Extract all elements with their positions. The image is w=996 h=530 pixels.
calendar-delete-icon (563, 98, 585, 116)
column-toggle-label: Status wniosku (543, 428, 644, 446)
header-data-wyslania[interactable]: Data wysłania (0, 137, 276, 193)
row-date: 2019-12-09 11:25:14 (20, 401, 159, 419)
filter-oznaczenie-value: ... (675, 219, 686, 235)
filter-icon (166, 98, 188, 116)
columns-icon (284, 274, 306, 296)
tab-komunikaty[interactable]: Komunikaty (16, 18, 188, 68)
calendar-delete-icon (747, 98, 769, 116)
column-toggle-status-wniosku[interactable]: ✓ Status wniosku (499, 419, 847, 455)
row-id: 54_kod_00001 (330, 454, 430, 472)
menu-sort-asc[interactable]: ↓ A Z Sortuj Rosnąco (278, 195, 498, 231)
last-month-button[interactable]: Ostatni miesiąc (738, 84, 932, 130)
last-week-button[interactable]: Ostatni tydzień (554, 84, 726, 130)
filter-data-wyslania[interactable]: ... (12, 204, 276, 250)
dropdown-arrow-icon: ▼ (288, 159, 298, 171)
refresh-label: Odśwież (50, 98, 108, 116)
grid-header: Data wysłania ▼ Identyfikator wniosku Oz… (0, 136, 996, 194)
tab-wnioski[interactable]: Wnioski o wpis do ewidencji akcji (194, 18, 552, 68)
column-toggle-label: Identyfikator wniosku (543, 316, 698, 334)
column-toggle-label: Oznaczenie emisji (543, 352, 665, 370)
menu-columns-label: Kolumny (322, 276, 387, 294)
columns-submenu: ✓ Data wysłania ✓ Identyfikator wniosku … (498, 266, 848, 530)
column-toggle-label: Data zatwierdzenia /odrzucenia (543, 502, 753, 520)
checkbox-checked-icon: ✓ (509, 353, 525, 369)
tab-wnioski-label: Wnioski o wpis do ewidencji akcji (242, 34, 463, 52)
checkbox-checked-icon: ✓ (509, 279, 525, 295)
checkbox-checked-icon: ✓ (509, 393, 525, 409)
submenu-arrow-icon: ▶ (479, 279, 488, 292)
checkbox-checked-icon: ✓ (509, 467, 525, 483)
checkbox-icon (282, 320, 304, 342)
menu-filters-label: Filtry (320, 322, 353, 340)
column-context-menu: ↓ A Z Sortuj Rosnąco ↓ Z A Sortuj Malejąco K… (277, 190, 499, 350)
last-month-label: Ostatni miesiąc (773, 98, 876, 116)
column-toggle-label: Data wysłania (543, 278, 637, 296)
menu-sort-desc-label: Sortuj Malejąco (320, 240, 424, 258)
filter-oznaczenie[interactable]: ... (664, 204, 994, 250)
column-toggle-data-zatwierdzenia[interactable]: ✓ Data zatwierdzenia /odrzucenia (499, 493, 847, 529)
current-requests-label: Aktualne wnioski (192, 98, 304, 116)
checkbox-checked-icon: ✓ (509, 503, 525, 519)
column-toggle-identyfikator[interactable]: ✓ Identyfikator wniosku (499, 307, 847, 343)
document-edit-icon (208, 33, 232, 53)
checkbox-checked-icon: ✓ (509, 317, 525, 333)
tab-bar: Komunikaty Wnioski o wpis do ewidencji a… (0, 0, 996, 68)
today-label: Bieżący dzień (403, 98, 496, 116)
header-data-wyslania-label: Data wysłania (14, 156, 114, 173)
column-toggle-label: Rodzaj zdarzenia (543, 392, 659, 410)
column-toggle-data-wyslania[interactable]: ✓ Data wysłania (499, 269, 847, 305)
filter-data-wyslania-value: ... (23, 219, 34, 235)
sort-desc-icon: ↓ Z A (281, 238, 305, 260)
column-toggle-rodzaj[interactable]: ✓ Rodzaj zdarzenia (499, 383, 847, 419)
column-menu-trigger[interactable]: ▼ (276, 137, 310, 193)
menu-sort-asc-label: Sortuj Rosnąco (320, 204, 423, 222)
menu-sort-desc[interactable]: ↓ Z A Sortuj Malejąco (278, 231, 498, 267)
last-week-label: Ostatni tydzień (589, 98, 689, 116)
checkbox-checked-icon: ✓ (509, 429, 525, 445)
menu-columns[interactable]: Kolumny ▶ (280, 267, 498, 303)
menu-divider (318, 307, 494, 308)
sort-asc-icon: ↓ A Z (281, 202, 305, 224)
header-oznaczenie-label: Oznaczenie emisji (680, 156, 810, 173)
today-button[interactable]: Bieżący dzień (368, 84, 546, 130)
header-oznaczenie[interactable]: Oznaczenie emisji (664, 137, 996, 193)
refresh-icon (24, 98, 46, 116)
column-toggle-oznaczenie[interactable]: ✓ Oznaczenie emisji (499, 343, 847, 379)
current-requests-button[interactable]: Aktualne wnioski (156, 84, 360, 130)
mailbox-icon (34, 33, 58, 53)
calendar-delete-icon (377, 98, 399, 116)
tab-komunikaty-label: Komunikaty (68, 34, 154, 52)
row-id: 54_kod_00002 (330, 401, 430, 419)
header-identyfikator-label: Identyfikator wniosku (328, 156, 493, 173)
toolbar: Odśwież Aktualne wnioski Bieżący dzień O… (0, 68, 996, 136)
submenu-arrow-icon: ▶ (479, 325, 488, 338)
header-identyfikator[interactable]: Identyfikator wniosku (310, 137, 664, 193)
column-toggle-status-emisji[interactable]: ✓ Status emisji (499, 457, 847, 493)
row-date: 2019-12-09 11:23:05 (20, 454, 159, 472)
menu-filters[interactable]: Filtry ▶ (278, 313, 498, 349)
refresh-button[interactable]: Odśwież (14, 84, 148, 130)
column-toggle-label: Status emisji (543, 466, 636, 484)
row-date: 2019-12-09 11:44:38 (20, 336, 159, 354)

━━━━━━

**Exercise objective**
Format all the entries above as a JSON list of strings, one string per line, with blank lines left out.

**Result**
[
  "Extract all elements with their positions. The image is w=996 h=530 pixels.",
  "calendar-delete-icon (563, 98, 585, 116)",
  "column-toggle-label: Status wniosku (543, 428, 644, 446)",
  "header-data-wyslania[interactable]: Data wysłania (0, 137, 276, 193)",
  "row-date: 2019-12-09 11:25:14 (20, 401, 159, 419)",
  "filter-oznaczenie-value: ... (675, 219, 686, 235)",
  "filter-icon (166, 98, 188, 116)",
  "columns-icon (284, 274, 306, 296)",
  "tab-komunikaty[interactable]: Komunikaty (16, 18, 188, 68)",
  "calendar-delete-icon (747, 98, 769, 116)",
  "column-toggle-status-wniosku[interactable]: ✓ Status wniosku (499, 419, 847, 455)",
  "row-id: 54_kod_00001 (330, 454, 430, 472)",
  "menu-sort-asc[interactable]: ↓ A Z Sortuj Rosnąco (278, 195, 498, 231)",
  "last-month-button[interactable]: Ostatni miesiąc (738, 84, 932, 130)",
  "last-week-button[interactable]: Ostatni tydzień (554, 84, 726, 130)",
  "filter-data-wyslania[interactable]: ... (12, 204, 276, 250)",
  "dropdown-arrow-icon: ▼ (288, 159, 298, 171)",
  "refresh-label: Odśwież (50, 98, 108, 116)",
  "grid-header: Data wysłania ▼ Identyfikator wniosku Oz… (0, 136, 996, 194)",
  "tab-wnioski[interactable]: Wnioski o wpis do ewidencji akcji (194, 18, 552, 68)",
  "column-toggle-label: Identyfikator wniosku (543, 316, 698, 334)",
  "column-toggle-label: Oznaczenie emisji (543, 352, 665, 370)",
  "menu-columns-label: Kolumny (322, 276, 387, 294)",
  "columns-submenu: ✓ Data wysłania ✓ Identyfikator wniosku … (498, 266, 848, 530)",
  "column-toggle-label: Data zatwierdzenia /odrzucenia (543, 502, 753, 520)",
  "checkbox-checked-icon: ✓ (509, 353, 525, 369)",
  "tab-wnioski-label: Wnioski o wpis do ewidencji akcji (242, 34, 463, 52)",
  "checkbox-checked-icon: ✓ (509, 279, 525, 295)",
  "checkbox-checked-icon: ✓ (509, 393, 525, 409)",
  "submenu-arrow-icon: ▶ (479, 279, 488, 292)",
  "checkbox-checked-icon: ✓ (509, 467, 525, 483)",
  "checkbox-icon (282, 320, 304, 342)",
  "menu-filters-label: Filtry (320, 322, 353, 340)",
  "column-context-menu: ↓ A Z Sortuj Rosnąco ↓ Z A Sortuj Malejąco K… (277, 190, 499, 350)",
  "last-month-label: Ostatni miesiąc (773, 98, 876, 116)",
  "column-toggle-label: Data wysłania (543, 278, 637, 296)",
  "menu-sort-desc-label: Sortuj Malejąco (320, 240, 424, 258)",
  "filter-oznaczenie[interactable]: ... (664, 204, 994, 250)",
  "column-toggle-data-zatwierdzenia[interactable]: ✓ Data zatwierdzenia /odrzucenia (499, 493, 847, 529)",
  "current-requests-label: Aktualne wnioski (192, 98, 304, 116)",
  "checkbox-checked-icon: ✓ (509, 503, 525, 519)",
  "column-toggle-identyfikator[interactable]: ✓ Identyfikator wniosku (499, 307, 847, 343)",
  "document-edit-icon (208, 33, 232, 53)",
  "checkbox-checked-icon: ✓ (509, 317, 525, 333)",
  "tab-bar: Komunikaty Wnioski o wpis do ewidencji a… (0, 0, 996, 68)",
  "today-label: Bieżący dzień (403, 98, 496, 116)",
  "header-data-wyslania-label: Data wysłania (14, 156, 114, 173)",
  "column-toggle-label: Rodzaj zdarzenia (543, 392, 659, 410)",
  "column-toggle-data-wyslania[interactable]: ✓ Data wysłania (499, 269, 847, 305)",
  "filter-data-wyslania-value: ... (23, 219, 34, 235)",
  "sort-desc-icon: ↓ Z A (281, 238, 305, 260)",
  "column-toggle-rodzaj[interactable]: ✓ Rodzaj zdarzenia (499, 383, 847, 419)",
  "column-menu-trigger[interactable]: ▼ (276, 137, 310, 193)",
  "menu-sort-asc-label: Sortuj Rosnąco (320, 204, 423, 222)",
  "menu-sort-desc[interactable]: ↓ Z A Sortuj Malejąco (278, 231, 498, 267)",
  "last-week-label: Ostatni tydzień (589, 98, 689, 116)",
  "checkbox-checked-icon: ✓ (509, 429, 525, 445)",
  "menu-columns[interactable]: Kolumny ▶ (280, 267, 498, 303)",
  "menu-divider (318, 307, 494, 308)",
  "sort-asc-icon: ↓ A Z (281, 202, 305, 224)",
  "header-oznaczenie-label: Oznaczenie emisji (680, 156, 810, 173)",
  "today-button[interactable]: Bieżący dzień (368, 84, 546, 130)",
  "header-oznaczenie[interactable]: Oznaczenie emisji (664, 137, 996, 193)",
  "refresh-icon (24, 98, 46, 116)",
  "column-toggle-oznaczenie[interactable]: ✓ Oznaczenie emisji (499, 343, 847, 379)",
  "current-requests-button[interactable]: Aktualne wnioski (156, 84, 360, 130)",
  "mailbox-icon (34, 33, 58, 53)",
  "calendar-delete-icon (377, 98, 399, 116)",
  "tab-komunikaty-label: Komunikaty (68, 34, 154, 52)",
  "row-id: 54_kod_00002 (330, 401, 430, 419)",
  "header-identyfikator-label: Identyfikator wniosku (328, 156, 493, 173)",
  "toolbar: Odśwież Aktualne wnioski Bieżący dzień O… (0, 68, 996, 136)",
  "submenu-arrow-icon: ▶ (479, 325, 488, 338)",
  "header-identyfikator[interactable]: Identyfikator wniosku (310, 137, 664, 193)",
  "column-toggle-status-emisji[interactable]: ✓ Status emisji (499, 457, 847, 493)",
  "row-date: 2019-12-09 11:23:05 (20, 454, 159, 472)",
  "menu-filters[interactable]: Filtry ▶ (278, 313, 498, 349)",
  "refresh-button[interactable]: Odśwież (14, 84, 148, 130)",
  "column-toggle-label: Status emisji (543, 466, 636, 484)",
  "row-date: 2019-12-09 11:44:38 (20, 336, 159, 354)"
]